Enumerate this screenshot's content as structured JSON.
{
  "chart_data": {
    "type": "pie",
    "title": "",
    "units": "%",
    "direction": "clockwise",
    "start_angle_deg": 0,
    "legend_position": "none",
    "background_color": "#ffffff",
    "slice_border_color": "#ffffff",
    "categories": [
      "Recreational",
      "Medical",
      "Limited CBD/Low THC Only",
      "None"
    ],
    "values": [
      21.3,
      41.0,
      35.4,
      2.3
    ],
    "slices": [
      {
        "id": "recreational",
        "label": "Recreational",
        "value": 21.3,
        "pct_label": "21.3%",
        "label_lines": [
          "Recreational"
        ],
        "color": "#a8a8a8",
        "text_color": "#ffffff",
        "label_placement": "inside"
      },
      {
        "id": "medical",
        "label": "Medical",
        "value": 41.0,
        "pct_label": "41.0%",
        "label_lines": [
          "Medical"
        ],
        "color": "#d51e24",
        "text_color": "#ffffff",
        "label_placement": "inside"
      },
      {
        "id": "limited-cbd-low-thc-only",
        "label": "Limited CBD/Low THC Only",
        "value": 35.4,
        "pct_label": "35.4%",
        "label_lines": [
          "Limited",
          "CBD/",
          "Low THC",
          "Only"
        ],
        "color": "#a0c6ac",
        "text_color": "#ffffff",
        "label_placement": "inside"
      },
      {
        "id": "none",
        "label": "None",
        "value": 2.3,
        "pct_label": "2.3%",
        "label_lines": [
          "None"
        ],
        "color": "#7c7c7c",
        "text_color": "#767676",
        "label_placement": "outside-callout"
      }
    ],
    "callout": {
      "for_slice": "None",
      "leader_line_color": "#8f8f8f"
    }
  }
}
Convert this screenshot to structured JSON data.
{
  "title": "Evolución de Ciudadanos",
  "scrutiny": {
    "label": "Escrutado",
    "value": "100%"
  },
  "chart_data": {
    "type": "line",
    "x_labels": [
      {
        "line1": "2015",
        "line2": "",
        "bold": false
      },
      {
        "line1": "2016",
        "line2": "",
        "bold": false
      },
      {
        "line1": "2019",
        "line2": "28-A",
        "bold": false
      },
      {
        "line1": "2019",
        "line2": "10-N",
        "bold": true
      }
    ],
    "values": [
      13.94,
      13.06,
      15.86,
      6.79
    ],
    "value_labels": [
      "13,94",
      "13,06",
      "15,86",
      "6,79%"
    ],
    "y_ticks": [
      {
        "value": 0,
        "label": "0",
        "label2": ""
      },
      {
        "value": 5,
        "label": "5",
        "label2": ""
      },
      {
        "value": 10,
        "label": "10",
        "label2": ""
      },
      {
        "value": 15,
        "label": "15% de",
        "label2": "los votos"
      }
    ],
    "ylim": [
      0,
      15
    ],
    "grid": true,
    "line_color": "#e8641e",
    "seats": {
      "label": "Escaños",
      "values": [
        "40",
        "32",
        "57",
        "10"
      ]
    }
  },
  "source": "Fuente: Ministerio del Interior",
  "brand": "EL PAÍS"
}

- [Written task]
Produce an exact copy of every entry above.

- [Result]
Enumerate this screenshot's content as structured JSON.
{
  "chart_data": {
    "type": "pie",
    "title": "",
    "units": "%",
    "direction": "clockwise",
    "start_angle_deg": 0,
    "legend_position": "none",
    "background_color": "#ffffff",
    "slice_border_color": "#ffffff",
    "categories": [
      "Recreational",
      "Medical",
      "Limited CBD/Low THC Only",
      "None"
    ],
    "values": [
      21.3,
      41.0,
      35.4,
      2.3
    ],
    "slices": [
      {
        "id": "recreational",
        "label": "Recreational",
        "value": 21.3,
        "pct_label": "21.3%",
        "label_lines": [
          "Recreational"
        ],
        "color": "#a8a8a8",
        "text_color": "#ffffff",
        "label_placement": "inside"
      },
      {
        "id": "medical",
        "label": "Medical",
        "value": 41.0,
        "pct_label": "41.0%",
        "label_lines": [
          "Medical"
        ],
        "color": "#d51e24",
        "text_color": "#ffffff",
        "label_placement": "inside"
      },
      {
        "id": "limited-cbd-low-thc-only",
        "label": "Limited CBD/Low THC Only",
        "value": 35.4,
        "pct_label": "35.4%",
        "label_lines": [
          "Limited",
          "CBD/",
          "Low THC",
          "Only"
        ],
        "color": "#a0c6ac",
        "text_color": "#ffffff",
        "label_placement": "inside"
      },
      {
        "id": "none",
        "label": "None",
        "value": 2.3,
        "pct_label": "2.3%",
        "label_lines": [
          "None"
        ],
        "color": "#7c7c7c",
        "text_color": "#767676",
        "label_placement": "outside-callout"
      }
    ],
    "callout": {
      "for_slice": "None",
      "leader_line_color": "#8f8f8f"
    }
  }
}
Convert this screenshot to structured JSON data.
{
  "title": "Evolución de Ciudadanos",
  "scrutiny": {
    "label": "Escrutado",
    "value": "100%"
  },
  "chart_data": {
    "type": "line",
    "x_labels": [
      {
        "line1": "2015",
        "line2": "",
        "bold": false
      },
      {
        "line1": "2016",
        "line2": "",
        "bold": false
      },
      {
        "line1": "2019",
        "line2": "28-A",
        "bold": false
      },
      {
        "line1": "2019",
        "line2": "10-N",
        "bold": true
      }
    ],
    "values": [
      13.94,
      13.06,
      15.86,
      6.79
    ],
    "value_labels": [
      "13,94",
      "13,06",
      "15,86",
      "6,79%"
    ],
    "y_ticks": [
      {
        "value": 0,
        "label": "0",
        "label2": ""
      },
      {
        "value": 5,
        "label": "5",
        "label2": ""
      },
      {
        "value": 10,
        "label": "10",
        "label2": ""
      },
      {
        "value": 15,
        "label": "15% de",
        "label2": "los votos"
      }
    ],
    "ylim": [
      0,
      15
    ],
    "grid": true,
    "line_color": "#e8641e",
    "seats": {
      "label": "Escaños",
      "values": [
        "40",
        "32",
        "57",
        "10"
      ]
    }
  },
  "source": "Fuente: Ministerio del Interior",
  "brand": "EL PAÍS"
}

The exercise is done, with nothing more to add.